Take each line that has the word "screenshot" and return it.

━━━━━ MATERIAL SUPPLIED ━━━━━

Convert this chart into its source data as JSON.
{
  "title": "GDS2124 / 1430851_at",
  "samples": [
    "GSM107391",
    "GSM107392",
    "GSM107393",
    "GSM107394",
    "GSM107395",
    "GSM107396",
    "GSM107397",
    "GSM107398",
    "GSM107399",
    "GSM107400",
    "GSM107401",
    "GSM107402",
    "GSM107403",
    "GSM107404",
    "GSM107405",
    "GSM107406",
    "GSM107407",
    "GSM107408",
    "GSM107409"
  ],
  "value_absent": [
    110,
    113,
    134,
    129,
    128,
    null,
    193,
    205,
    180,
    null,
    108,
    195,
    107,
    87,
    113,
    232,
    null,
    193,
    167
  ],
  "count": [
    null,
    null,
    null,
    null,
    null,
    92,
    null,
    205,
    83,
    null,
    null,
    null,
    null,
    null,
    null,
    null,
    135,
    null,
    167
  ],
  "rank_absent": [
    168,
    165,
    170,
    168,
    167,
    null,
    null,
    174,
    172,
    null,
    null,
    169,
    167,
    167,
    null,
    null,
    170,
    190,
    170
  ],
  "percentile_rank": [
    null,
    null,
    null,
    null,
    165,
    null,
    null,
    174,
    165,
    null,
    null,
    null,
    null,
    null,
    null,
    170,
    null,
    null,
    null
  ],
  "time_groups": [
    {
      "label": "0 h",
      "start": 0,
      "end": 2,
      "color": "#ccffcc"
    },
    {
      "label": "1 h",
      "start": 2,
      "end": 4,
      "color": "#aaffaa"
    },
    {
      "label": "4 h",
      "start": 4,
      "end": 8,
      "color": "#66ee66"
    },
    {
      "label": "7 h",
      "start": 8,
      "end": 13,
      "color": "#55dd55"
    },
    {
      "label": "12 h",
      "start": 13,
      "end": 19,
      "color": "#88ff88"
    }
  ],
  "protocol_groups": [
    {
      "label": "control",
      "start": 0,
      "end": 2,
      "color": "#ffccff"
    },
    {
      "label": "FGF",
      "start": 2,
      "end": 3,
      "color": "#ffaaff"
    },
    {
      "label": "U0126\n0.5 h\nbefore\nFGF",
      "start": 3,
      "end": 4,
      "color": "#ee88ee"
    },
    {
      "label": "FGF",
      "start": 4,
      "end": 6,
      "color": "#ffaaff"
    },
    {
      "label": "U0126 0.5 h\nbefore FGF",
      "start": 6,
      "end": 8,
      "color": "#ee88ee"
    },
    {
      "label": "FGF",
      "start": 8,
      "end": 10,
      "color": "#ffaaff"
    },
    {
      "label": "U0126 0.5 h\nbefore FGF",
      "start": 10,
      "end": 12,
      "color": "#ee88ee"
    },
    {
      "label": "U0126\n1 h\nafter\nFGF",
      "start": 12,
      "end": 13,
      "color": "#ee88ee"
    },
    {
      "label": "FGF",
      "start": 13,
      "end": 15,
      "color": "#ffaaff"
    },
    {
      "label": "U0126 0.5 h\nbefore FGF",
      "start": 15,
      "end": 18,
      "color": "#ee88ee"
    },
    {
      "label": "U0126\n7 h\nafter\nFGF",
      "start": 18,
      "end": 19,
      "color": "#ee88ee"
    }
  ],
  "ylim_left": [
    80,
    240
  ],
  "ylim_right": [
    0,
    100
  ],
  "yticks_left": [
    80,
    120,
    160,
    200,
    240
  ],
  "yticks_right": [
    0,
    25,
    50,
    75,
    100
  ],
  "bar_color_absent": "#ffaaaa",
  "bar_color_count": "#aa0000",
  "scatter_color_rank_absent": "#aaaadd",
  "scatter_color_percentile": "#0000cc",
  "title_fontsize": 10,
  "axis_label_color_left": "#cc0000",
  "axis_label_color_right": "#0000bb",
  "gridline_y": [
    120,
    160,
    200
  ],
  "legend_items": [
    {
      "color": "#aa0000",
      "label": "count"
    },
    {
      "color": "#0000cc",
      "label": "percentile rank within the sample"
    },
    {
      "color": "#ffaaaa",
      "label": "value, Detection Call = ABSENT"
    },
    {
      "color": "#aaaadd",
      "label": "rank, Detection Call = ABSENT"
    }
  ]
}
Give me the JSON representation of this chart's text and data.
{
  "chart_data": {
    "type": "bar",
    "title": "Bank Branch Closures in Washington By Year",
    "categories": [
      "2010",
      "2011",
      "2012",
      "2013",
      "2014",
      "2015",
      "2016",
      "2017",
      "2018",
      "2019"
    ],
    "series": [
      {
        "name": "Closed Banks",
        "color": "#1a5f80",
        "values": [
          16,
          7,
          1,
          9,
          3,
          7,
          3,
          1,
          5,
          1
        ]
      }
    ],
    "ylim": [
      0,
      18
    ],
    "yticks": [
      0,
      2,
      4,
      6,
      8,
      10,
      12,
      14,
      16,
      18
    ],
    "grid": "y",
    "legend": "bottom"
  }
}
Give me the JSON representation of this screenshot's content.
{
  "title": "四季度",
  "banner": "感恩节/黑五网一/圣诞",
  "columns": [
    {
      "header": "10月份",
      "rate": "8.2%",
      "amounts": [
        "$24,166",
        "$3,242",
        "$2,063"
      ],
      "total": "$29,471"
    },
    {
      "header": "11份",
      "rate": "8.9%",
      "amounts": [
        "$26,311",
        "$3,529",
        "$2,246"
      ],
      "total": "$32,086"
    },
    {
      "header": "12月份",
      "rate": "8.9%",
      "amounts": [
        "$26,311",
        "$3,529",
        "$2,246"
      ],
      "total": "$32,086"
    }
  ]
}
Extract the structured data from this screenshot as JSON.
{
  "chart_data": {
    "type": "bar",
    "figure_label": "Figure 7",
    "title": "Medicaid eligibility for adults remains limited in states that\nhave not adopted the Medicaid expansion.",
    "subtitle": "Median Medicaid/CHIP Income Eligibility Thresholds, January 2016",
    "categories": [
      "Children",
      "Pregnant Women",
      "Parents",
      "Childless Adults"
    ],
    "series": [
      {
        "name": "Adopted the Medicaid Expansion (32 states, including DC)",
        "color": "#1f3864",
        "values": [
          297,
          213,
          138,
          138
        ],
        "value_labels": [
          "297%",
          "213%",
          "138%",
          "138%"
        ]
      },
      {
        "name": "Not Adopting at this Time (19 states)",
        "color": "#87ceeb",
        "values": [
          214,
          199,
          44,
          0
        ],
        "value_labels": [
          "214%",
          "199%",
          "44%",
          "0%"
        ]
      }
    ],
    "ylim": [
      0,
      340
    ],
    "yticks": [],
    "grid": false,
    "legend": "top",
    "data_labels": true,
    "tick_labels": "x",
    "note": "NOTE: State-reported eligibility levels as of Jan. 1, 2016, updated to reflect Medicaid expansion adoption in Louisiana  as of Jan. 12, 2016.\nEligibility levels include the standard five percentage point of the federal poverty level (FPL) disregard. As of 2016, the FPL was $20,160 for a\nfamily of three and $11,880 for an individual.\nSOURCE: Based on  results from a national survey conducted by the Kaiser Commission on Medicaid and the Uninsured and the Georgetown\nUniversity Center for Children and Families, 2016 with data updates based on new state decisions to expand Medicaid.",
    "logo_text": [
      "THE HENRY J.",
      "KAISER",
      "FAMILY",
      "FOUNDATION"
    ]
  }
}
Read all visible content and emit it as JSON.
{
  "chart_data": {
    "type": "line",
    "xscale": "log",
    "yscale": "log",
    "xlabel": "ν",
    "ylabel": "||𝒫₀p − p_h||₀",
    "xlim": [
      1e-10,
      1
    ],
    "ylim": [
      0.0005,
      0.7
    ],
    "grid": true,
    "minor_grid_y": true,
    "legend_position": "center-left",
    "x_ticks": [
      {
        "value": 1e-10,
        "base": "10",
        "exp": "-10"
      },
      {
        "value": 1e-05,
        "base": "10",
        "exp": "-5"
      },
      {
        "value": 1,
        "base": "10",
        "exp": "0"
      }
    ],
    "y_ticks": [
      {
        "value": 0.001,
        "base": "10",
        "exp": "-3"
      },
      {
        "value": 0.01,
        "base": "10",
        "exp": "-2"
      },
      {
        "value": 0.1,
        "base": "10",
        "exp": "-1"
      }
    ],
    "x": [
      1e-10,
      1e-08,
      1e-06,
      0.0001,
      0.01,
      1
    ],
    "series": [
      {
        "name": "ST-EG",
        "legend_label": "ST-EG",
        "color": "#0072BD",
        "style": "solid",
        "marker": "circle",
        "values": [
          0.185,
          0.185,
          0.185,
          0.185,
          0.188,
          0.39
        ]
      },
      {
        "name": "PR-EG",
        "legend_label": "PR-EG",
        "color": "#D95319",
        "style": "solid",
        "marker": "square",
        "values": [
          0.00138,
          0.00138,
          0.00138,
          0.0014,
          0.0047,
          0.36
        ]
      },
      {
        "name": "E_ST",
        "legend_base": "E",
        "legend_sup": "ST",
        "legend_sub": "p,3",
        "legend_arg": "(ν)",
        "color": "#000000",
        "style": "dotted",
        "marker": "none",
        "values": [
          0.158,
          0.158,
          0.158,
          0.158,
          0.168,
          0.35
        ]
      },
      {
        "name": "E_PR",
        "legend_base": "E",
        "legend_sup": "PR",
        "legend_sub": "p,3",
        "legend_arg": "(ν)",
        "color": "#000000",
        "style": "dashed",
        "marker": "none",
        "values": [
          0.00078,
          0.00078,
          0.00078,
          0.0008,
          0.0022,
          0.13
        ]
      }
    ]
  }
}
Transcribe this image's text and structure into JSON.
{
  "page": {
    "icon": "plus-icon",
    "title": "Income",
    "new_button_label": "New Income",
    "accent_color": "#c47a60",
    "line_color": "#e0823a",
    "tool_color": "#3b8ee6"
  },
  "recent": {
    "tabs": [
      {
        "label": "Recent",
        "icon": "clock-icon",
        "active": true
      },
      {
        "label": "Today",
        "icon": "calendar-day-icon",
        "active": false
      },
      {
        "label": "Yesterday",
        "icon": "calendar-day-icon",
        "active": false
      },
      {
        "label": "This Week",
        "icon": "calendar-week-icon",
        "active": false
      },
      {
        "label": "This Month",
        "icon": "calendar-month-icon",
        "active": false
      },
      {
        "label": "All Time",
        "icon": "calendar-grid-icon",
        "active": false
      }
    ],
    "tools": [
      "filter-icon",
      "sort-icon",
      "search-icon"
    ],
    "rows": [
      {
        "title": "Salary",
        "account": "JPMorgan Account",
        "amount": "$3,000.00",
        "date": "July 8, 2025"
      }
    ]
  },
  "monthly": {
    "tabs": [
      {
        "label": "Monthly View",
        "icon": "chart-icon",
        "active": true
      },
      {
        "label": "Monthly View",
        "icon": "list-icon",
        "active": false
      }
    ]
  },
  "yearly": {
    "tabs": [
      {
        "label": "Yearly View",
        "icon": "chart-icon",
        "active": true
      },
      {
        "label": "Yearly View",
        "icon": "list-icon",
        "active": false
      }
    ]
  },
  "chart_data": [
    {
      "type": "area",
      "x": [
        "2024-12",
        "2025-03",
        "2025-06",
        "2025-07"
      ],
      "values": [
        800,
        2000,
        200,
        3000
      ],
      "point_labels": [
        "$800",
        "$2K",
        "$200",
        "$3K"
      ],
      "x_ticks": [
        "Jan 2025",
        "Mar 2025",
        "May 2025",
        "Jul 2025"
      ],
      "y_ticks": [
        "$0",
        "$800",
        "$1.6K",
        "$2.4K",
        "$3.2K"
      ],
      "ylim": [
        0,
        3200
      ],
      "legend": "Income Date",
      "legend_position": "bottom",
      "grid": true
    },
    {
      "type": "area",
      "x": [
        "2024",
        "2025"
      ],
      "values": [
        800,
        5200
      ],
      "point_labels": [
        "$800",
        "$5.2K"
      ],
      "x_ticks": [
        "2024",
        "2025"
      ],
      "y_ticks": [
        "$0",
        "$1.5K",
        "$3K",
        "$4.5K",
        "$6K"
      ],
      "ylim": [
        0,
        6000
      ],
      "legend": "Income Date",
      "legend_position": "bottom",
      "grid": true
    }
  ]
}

━━━━━

- SOLUTION TO THIS PROBLEM:
Give me the JSON representation of this screenshot's content.
Extract the structured data from this screenshot as JSON.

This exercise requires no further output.